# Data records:
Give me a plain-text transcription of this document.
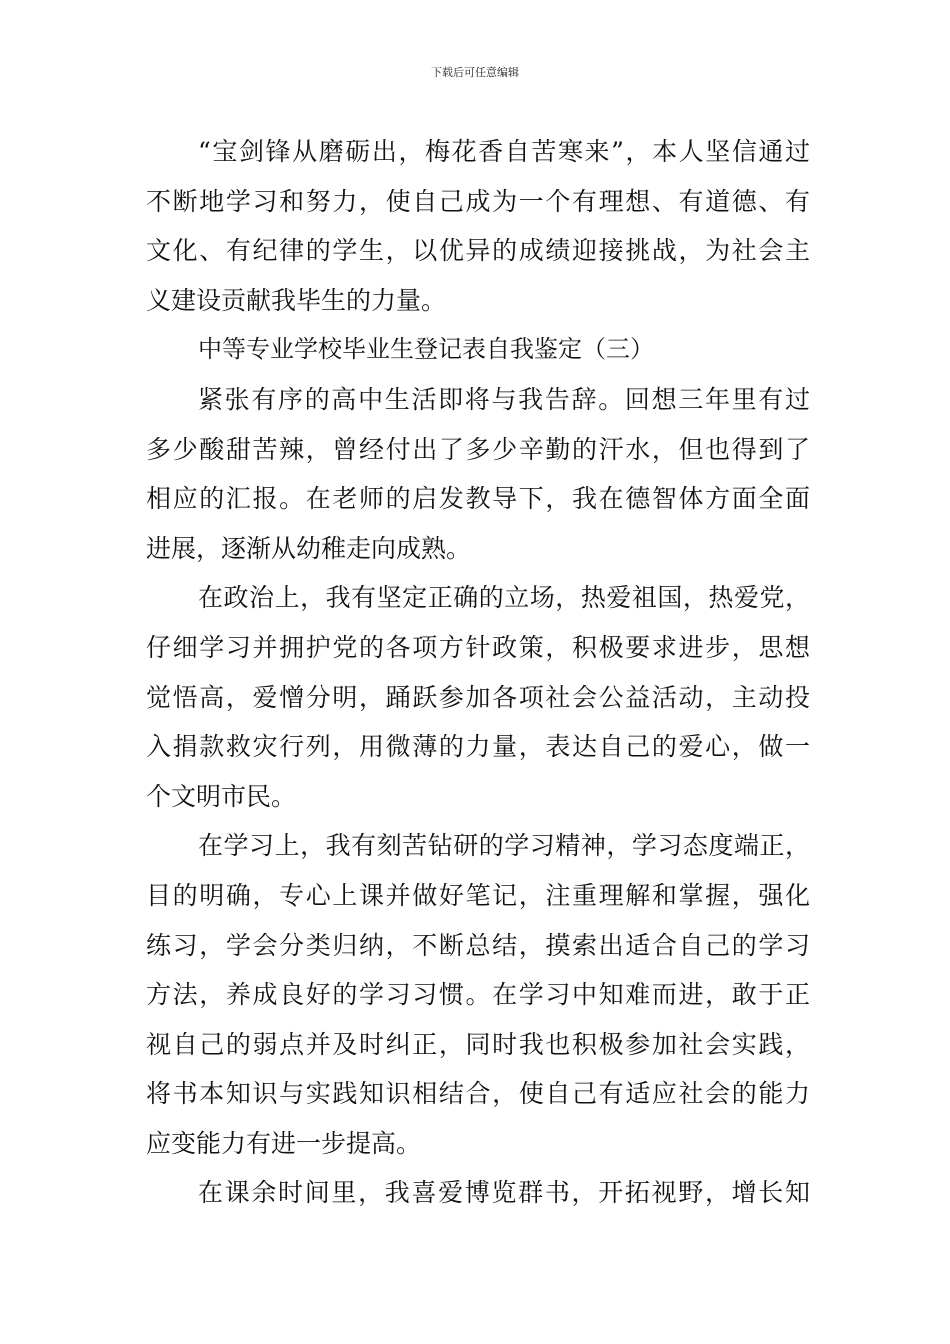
下载后可任意编辑
“宝剑锋从磨砺出，梅花香自苦寒来”，本人坚信通过
不断地学习和努力，使自己成为一个有理想、有道德、有
文化、有纪律的学生，以优异的成绩迎接挑战，为社会主
义建设贡献我毕生的力量。
中等专业学校毕业生登记表自我鉴定（三）
紧张有序的高中生活即将与我告辞。回想三年里有过
多少酸甜苦辣，曾经付出了多少辛勤的汗水，但也得到了
相应的汇报。在老师的启发教导下，我在德智体方面全面
进展，逐渐从幼稚走向成熟。
在政治上，我有坚定正确的立场，热爱祖国，热爱党，
仔细学习并拥护党的各项方针政策，积极要求进步，思想
觉悟高，爱憎分明，踊跃参加各项社会公益活动，主动投
入捐款救灾行列，用微薄的力量，表达自己的爱心，做一
个文明市民。
在学习上，我有刻苦钻研的学习精神，学习态度端正，
目的明确，专心上课并做好笔记，注重理解和掌握，强化
练习，学会分类归纳，不断总结，摸索出适合自己的学习
方法，养成良好的学习习惯。在学习中知难而进，敢于正
视自己的弱点并及时纠正，同时我也积极参加社会实践，
将书本知识与实践知识相结合，使自己有适应社会的能力
应变能力有进一步提高。
在课余时间里，我喜爱博览群书，开拓视野，增长知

# Your task:
Leave out the pictures and print every line of the data exactly.

# Correct result:
Give me a plain-text transcription of this document.
下载后可任意编辑
“宝剑锋从磨砺出，梅花香自苦寒来”，本人坚信通过
不断地学习和努力，使自己成为一个有理想、有道德、有
文化、有纪律的学生，以优异的成绩迎接挑战，为社会主
义建设贡献我毕生的力量。
中等专业学校毕业生登记表自我鉴定（三）
紧张有序的高中生活即将与我告辞。回想三年里有过
多少酸甜苦辣，曾经付出了多少辛勤的汗水，但也得到了
相应的汇报。在老师的启发教导下，我在德智体方面全面
进展，逐渐从幼稚走向成熟。
在政治上，我有坚定正确的立场，热爱祖国，热爱党，
仔细学习并拥护党的各项方针政策，积极要求进步，思想
觉悟高，爱憎分明，踊跃参加各项社会公益活动，主动投
入捐款救灾行列，用微薄的力量，表达自己的爱心，做一
个文明市民。
在学习上，我有刻苦钻研的学习精神，学习态度端正，
目的明确，专心上课并做好笔记，注重理解和掌握，强化
练习，学会分类归纳，不断总结，摸索出适合自己的学习
方法，养成良好的学习习惯。在学习中知难而进，敢于正
视自己的弱点并及时纠正，同时我也积极参加社会实践，
将书本知识与实践知识相结合，使自己有适应社会的能力
应变能力有进一步提高。
在课余时间里，我喜爱博览群书，开拓视野，增长知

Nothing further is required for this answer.